- Stated problem -
Reproduce the listing below word for word, with no pictures.
^^^^
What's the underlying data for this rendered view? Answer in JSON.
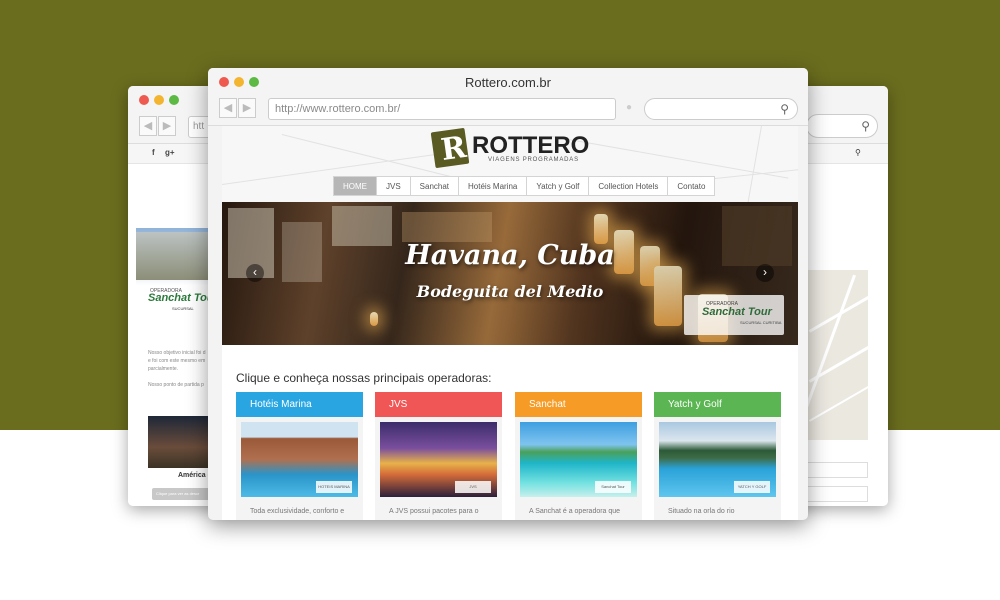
{
  "window": {
    "title": "Rottero.com.br",
    "url": "http://www.rottero.com.br/",
    "back_url_fragment": "htt"
  },
  "logo": {
    "name": "ROTTERO",
    "letter": "R",
    "tagline": "VIAGENS PROGRAMADAS"
  },
  "menu": [
    {
      "label": "HOME",
      "active": true
    },
    {
      "label": "JVS",
      "active": false
    },
    {
      "label": "Sanchat",
      "active": false
    },
    {
      "label": "Hotéis Marina",
      "active": false
    },
    {
      "label": "Yatch y Golf",
      "active": false
    },
    {
      "label": "Collection Hotels",
      "active": false
    },
    {
      "label": "Contato",
      "active": false
    }
  ],
  "hero": {
    "title": "Havana, Cuba",
    "subtitle": "Bodeguita del Medio",
    "prev_symbol": "‹",
    "next_symbol": "›",
    "badge": {
      "operator": "OPERADORA",
      "name": "Sanchat Tour",
      "branch": "SUCURSAL CURITIBA"
    }
  },
  "section_title": "Clique e conheça nossas principais operadoras:",
  "cards": [
    {
      "title": "Hotéis Marina",
      "color": "#29a6e2",
      "text": "Toda exclusividade, conforto e",
      "logo": "HOTEIS MARINA"
    },
    {
      "title": "JVS",
      "color": "#f05656",
      "text": "A JVS possui pacotes para o",
      "logo": "JVS"
    },
    {
      "title": "Sanchat",
      "color": "#f59b26",
      "text": "A Sanchat é a operadora que",
      "logo": "Sanchat Tour"
    },
    {
      "title": "Yatch y Golf",
      "color": "#5ab552",
      "text": "Situado na orla do rio",
      "logo": "YATCH Y GOLF"
    }
  ],
  "back_window": {
    "social": [
      "f",
      "g+"
    ],
    "banner": {
      "operator": "OPERADORA",
      "name": "Sanchat Tour",
      "branch": "SUCURSAL"
    },
    "text_lines": [
      "Nosso objetivo inicial foi d",
      "e foi com este mesmo em",
      "parcialmente.",
      "Nosso ponto de partida p"
    ],
    "caption": "América d",
    "button": "Clique para ver as descr"
  },
  "colors": {
    "background_band": "#6a6d1e",
    "menu_active": "#b6b6b6"
  },
  "icons": {
    "search": "magnifier-icon",
    "nav_back": "left-arrow-icon",
    "nav_forward": "right-arrow-icon"
  }
}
^^^^
- Exercise result -
What's the underlying data for this rendered view? Answer in JSON.
{
  "window": {
    "title": "Rottero.com.br",
    "url": "http://www.rottero.com.br/",
    "back_url_fragment": "htt"
  },
  "logo": {
    "name": "ROTTERO",
    "letter": "R",
    "tagline": "VIAGENS PROGRAMADAS"
  },
  "menu": [
    {
      "label": "HOME",
      "active": true
    },
    {
      "label": "JVS",
      "active": false
    },
    {
      "label": "Sanchat",
      "active": false
    },
    {
      "label": "Hotéis Marina",
      "active": false
    },
    {
      "label": "Yatch y Golf",
      "active": false
    },
    {
      "label": "Collection Hotels",
      "active": false
    },
    {
      "label": "Contato",
      "active": false
    }
  ],
  "hero": {
    "title": "Havana, Cuba",
    "subtitle": "Bodeguita del Medio",
    "prev_symbol": "‹",
    "next_symbol": "›",
    "badge": {
      "operator": "OPERADORA",
      "name": "Sanchat Tour",
      "branch": "SUCURSAL CURITIBA"
    }
  },
  "section_title": "Clique e conheça nossas principais operadoras:",
  "cards": [
    {
      "title": "Hotéis Marina",
      "color": "#29a6e2",
      "text": "Toda exclusividade, conforto e",
      "logo": "HOTEIS MARINA"
    },
    {
      "title": "JVS",
      "color": "#f05656",
      "text": "A JVS possui pacotes para o",
      "logo": "JVS"
    },
    {
      "title": "Sanchat",
      "color": "#f59b26",
      "text": "A Sanchat é a operadora que",
      "logo": "Sanchat Tour"
    },
    {
      "title": "Yatch y Golf",
      "color": "#5ab552",
      "text": "Situado na orla do rio",
      "logo": "YATCH Y GOLF"
    }
  ],
  "back_window": {
    "social": [
      "f",
      "g+"
    ],
    "banner": {
      "operator": "OPERADORA",
      "name": "Sanchat Tour",
      "branch": "SUCURSAL"
    },
    "text_lines": [
      "Nosso objetivo inicial foi d",
      "e foi com este mesmo em",
      "parcialmente.",
      "Nosso ponto de partida p"
    ],
    "caption": "América d",
    "button": "Clique para ver as descr"
  },
  "colors": {
    "background_band": "#6a6d1e",
    "menu_active": "#b6b6b6"
  },
  "icons": {
    "search": "magnifier-icon",
    "nav_back": "left-arrow-icon",
    "nav_forward": "right-arrow-icon"
  }
}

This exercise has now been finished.